What is needed>
Look through the lines below and extract any with the word "Opportunity".

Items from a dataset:
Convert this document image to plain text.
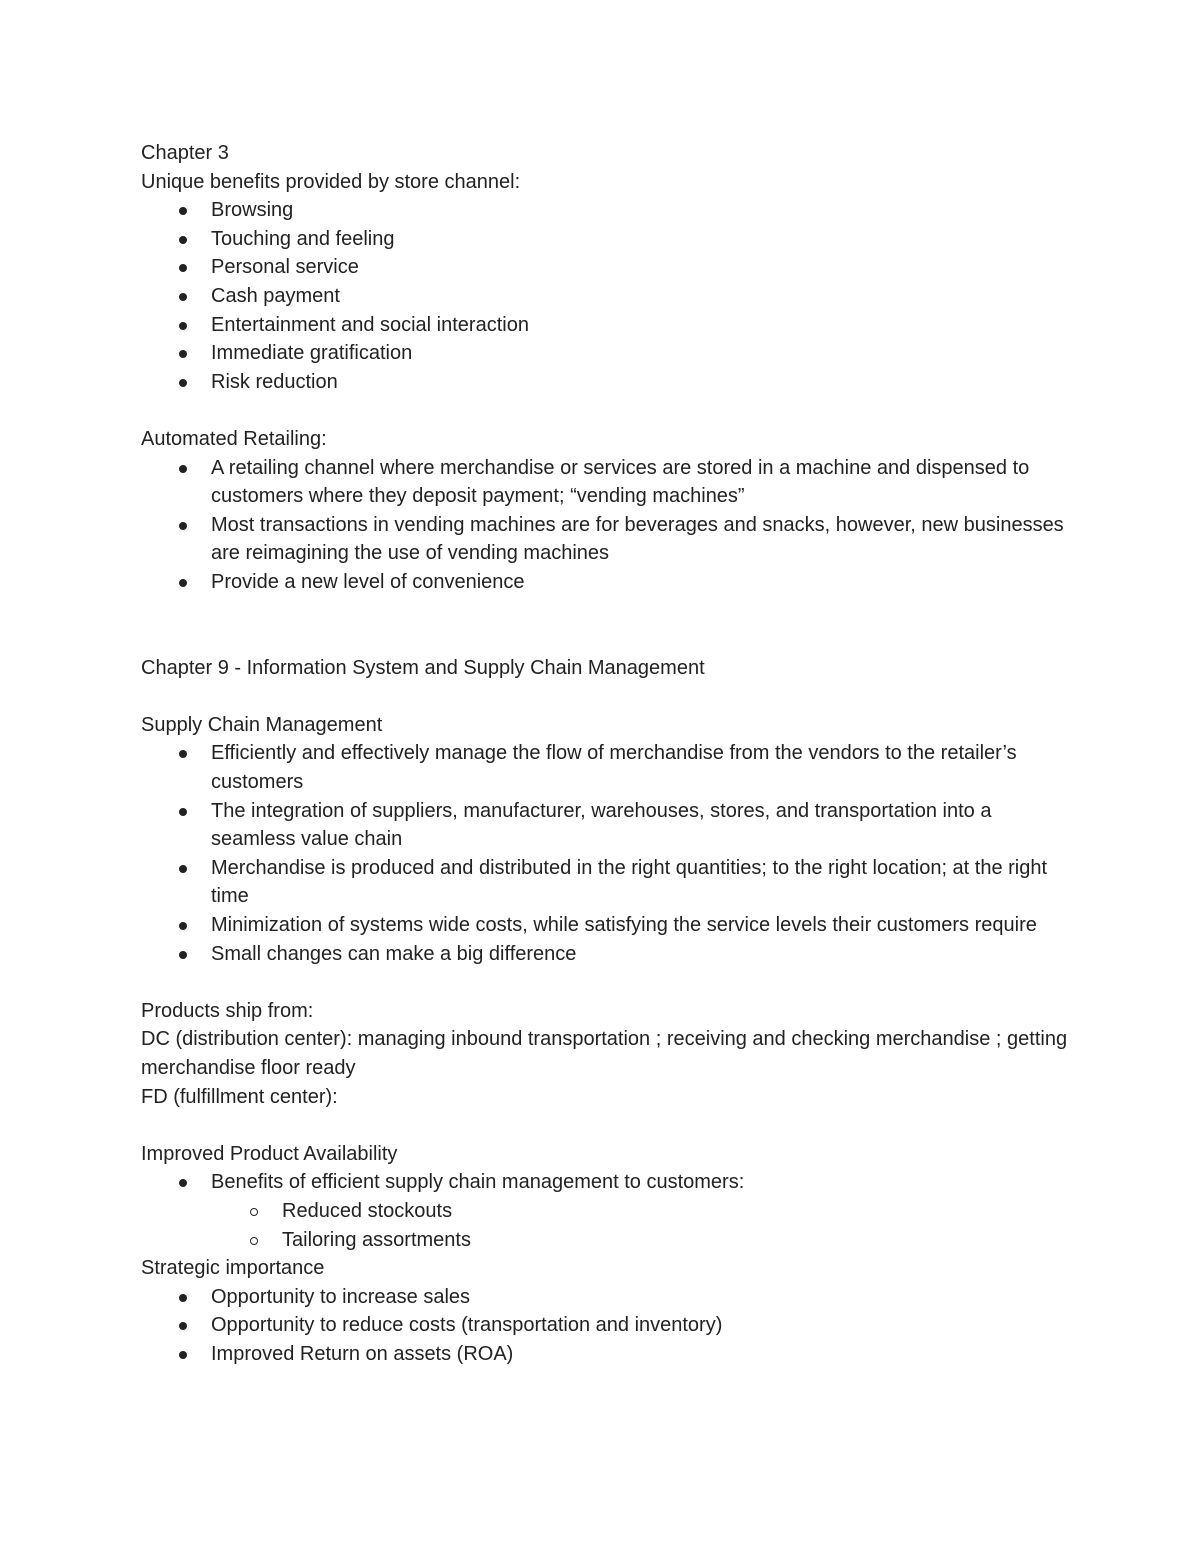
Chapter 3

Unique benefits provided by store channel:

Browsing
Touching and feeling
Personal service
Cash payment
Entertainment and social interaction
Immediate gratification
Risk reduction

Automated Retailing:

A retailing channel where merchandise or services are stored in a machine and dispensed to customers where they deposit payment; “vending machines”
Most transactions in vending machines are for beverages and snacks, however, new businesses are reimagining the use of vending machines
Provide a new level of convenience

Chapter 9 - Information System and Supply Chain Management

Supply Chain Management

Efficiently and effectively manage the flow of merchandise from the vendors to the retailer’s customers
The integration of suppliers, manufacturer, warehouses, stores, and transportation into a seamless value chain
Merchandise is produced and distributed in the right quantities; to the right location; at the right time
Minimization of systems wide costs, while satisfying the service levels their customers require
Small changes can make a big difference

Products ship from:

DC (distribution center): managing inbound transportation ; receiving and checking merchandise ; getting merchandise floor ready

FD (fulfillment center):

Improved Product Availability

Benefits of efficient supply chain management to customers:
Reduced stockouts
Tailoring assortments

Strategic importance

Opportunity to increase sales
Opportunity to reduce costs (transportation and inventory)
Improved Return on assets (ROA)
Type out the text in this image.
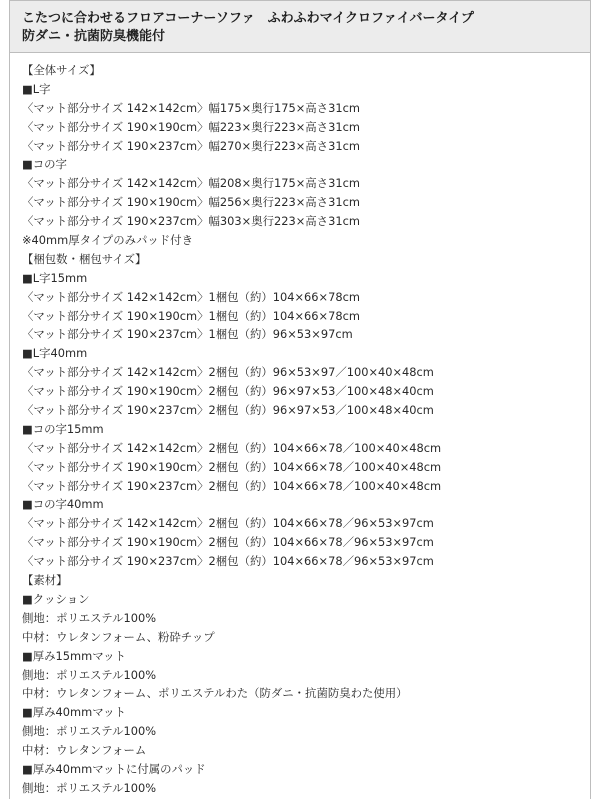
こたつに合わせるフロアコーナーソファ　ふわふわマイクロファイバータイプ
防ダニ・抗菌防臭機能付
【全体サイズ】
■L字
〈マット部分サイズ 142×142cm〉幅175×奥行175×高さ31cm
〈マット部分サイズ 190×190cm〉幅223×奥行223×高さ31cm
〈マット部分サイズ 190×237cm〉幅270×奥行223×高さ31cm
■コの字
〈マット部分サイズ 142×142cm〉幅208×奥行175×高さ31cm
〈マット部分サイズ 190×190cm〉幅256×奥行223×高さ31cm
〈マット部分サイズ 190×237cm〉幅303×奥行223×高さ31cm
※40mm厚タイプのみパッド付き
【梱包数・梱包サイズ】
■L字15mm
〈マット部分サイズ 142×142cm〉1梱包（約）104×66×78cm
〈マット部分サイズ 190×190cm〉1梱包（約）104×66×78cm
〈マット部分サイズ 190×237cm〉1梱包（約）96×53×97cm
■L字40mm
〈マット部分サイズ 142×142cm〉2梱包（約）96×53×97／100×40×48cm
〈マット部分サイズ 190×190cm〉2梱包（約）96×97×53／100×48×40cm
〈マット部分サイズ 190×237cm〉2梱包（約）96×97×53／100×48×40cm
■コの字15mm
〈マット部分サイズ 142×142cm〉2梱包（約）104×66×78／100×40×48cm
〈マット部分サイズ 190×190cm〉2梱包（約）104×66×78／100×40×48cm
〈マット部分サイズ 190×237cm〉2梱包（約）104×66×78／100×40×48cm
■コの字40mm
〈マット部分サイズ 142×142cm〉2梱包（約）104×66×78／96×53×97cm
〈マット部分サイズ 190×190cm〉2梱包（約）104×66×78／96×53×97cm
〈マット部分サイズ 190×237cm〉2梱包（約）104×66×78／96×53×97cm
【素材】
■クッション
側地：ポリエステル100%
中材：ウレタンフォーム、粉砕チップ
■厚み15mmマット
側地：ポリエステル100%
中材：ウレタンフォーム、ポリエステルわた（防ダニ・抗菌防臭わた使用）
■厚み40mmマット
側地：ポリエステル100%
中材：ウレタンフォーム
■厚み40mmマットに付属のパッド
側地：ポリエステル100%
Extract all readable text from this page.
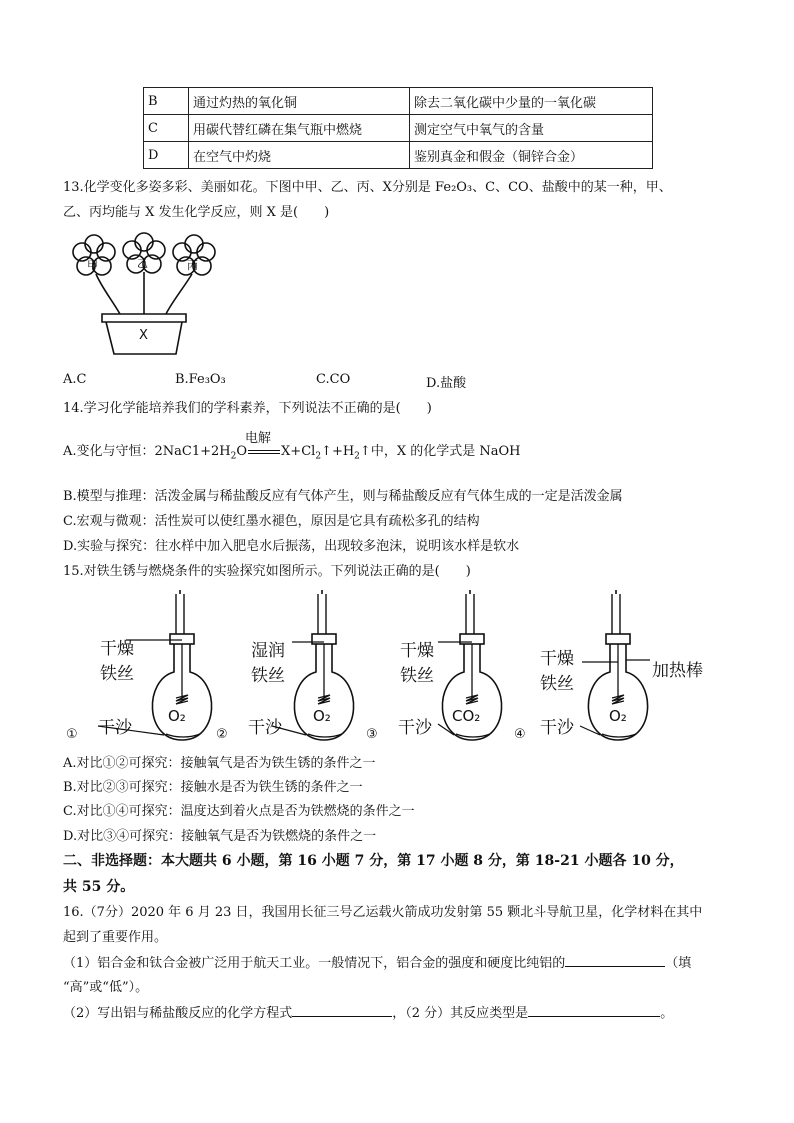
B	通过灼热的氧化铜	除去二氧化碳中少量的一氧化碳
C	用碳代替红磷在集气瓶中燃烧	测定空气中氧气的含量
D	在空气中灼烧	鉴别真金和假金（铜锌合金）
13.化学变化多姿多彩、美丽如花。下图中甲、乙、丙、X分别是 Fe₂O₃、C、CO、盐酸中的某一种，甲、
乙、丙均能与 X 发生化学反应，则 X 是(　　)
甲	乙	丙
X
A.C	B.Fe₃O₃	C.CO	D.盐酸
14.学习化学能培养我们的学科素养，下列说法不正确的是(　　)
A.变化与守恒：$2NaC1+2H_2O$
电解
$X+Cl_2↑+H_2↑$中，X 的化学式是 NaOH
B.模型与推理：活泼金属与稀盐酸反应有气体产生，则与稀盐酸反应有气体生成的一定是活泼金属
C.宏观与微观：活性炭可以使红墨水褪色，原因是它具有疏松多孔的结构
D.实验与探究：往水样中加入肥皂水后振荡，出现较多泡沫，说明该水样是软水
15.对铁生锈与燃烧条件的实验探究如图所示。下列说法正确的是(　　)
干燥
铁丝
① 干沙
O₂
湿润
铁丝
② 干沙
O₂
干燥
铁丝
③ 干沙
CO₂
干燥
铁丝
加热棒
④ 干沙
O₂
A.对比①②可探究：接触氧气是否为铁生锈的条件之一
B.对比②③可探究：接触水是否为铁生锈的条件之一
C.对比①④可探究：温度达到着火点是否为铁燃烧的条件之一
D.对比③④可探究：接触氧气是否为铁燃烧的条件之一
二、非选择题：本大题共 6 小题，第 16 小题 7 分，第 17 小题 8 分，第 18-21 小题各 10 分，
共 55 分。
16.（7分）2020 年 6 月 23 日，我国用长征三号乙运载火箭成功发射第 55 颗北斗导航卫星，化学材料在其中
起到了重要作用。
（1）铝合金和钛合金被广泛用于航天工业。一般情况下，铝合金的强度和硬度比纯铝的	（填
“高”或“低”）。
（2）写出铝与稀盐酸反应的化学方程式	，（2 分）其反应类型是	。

Response to the task>
Opportunity to increase sales
Opportunity to reduce costs (transportation and inventory)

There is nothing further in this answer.